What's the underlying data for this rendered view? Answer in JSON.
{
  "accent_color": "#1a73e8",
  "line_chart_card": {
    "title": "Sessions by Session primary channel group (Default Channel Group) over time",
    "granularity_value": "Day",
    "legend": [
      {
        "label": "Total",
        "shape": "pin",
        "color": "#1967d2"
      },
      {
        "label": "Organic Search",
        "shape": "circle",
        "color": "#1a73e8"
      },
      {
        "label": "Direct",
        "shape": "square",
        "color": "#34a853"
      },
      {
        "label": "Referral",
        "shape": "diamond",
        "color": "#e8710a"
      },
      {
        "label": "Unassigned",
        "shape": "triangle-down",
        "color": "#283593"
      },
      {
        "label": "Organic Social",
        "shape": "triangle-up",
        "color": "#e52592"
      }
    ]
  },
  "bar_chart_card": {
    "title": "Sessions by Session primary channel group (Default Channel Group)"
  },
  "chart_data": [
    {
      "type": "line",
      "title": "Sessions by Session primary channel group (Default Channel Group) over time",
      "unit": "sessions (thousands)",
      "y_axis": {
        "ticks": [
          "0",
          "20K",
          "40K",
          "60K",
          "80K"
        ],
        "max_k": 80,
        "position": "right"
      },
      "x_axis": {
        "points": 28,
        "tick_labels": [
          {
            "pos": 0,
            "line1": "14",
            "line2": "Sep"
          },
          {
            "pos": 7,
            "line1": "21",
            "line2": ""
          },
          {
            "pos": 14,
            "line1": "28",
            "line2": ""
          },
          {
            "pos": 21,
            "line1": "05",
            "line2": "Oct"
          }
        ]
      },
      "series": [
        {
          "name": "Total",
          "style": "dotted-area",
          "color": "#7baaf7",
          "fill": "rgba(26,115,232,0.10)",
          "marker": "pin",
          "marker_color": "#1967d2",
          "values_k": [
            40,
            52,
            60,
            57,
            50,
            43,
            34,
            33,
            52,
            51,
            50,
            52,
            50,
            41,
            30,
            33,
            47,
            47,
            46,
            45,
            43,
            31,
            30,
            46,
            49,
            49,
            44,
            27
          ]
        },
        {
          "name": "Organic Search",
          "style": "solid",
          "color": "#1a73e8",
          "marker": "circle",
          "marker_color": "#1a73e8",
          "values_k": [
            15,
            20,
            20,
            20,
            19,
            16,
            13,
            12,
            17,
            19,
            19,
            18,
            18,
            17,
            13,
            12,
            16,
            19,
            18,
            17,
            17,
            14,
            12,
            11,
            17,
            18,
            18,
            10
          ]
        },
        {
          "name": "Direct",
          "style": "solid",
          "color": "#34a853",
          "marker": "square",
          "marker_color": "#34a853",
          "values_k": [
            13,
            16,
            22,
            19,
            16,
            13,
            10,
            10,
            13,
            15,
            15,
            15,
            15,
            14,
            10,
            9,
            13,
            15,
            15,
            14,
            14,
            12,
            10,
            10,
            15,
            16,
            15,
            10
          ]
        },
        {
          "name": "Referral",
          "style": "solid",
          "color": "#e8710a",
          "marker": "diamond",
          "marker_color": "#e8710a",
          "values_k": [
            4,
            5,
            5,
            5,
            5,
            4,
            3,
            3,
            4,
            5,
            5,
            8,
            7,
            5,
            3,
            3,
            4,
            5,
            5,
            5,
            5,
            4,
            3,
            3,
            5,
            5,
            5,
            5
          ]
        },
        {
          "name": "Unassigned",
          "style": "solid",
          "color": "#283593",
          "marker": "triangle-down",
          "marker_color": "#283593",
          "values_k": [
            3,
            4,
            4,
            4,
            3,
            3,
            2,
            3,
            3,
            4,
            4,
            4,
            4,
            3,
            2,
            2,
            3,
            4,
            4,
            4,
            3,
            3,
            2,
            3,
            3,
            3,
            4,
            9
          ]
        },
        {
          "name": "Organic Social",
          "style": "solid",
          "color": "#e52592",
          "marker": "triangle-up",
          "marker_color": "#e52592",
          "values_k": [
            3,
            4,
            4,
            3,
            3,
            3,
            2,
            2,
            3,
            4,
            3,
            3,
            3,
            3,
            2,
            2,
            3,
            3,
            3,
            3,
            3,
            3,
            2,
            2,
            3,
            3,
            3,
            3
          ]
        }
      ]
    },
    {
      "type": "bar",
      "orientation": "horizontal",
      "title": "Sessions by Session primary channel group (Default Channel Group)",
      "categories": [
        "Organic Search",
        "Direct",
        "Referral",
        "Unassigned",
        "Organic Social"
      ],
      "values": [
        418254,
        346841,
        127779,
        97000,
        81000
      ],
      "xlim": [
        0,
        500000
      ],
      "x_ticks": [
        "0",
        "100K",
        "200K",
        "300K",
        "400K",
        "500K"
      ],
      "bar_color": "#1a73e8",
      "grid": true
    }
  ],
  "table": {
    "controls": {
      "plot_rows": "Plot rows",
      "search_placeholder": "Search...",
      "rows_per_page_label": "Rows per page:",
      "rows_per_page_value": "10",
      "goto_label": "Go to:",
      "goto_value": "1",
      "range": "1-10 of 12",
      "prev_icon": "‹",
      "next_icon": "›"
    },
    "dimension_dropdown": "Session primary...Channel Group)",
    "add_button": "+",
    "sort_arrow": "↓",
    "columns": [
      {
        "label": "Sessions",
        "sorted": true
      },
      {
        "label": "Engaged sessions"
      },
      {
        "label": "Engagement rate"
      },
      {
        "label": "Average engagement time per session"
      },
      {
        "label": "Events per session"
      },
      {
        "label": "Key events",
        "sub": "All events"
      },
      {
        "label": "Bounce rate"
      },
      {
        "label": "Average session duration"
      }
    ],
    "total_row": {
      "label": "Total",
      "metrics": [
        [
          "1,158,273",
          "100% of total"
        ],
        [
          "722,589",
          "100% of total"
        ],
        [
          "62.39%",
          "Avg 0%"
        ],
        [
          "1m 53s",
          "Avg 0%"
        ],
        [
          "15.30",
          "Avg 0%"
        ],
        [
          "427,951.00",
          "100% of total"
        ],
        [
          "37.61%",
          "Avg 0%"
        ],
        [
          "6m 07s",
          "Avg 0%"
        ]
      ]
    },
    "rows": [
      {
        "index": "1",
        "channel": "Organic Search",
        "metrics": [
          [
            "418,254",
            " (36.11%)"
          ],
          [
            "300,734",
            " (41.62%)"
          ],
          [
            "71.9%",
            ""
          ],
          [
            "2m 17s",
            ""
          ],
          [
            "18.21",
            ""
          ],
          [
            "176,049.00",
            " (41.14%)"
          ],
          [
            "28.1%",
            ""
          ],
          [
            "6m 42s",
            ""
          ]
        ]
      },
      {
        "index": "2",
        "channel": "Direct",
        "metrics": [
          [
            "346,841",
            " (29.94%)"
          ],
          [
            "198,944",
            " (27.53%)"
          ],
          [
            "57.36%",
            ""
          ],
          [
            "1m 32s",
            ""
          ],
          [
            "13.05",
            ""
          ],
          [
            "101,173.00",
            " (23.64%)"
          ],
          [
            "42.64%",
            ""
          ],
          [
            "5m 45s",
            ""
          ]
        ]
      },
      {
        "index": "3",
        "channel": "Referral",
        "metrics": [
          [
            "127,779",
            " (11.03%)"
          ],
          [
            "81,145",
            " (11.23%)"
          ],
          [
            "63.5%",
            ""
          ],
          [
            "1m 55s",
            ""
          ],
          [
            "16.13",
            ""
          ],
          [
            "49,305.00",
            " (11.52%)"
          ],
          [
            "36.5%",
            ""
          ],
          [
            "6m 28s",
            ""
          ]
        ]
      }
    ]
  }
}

---+---

- EXERCISE DIRECTIONS: From the listing above, return each line with the word "title".

- EXERCISE RESULT:
    "title": "Sessions by Session primary channel group (Default Channel Group) over time",
    "title": "Sessions by Session primary channel group (Default Channel Group)"
      "title": "Sessions by Session primary channel group (Default Channel Group) over time",
      "title": "Sessions by Session primary channel group (Default Channel Group)",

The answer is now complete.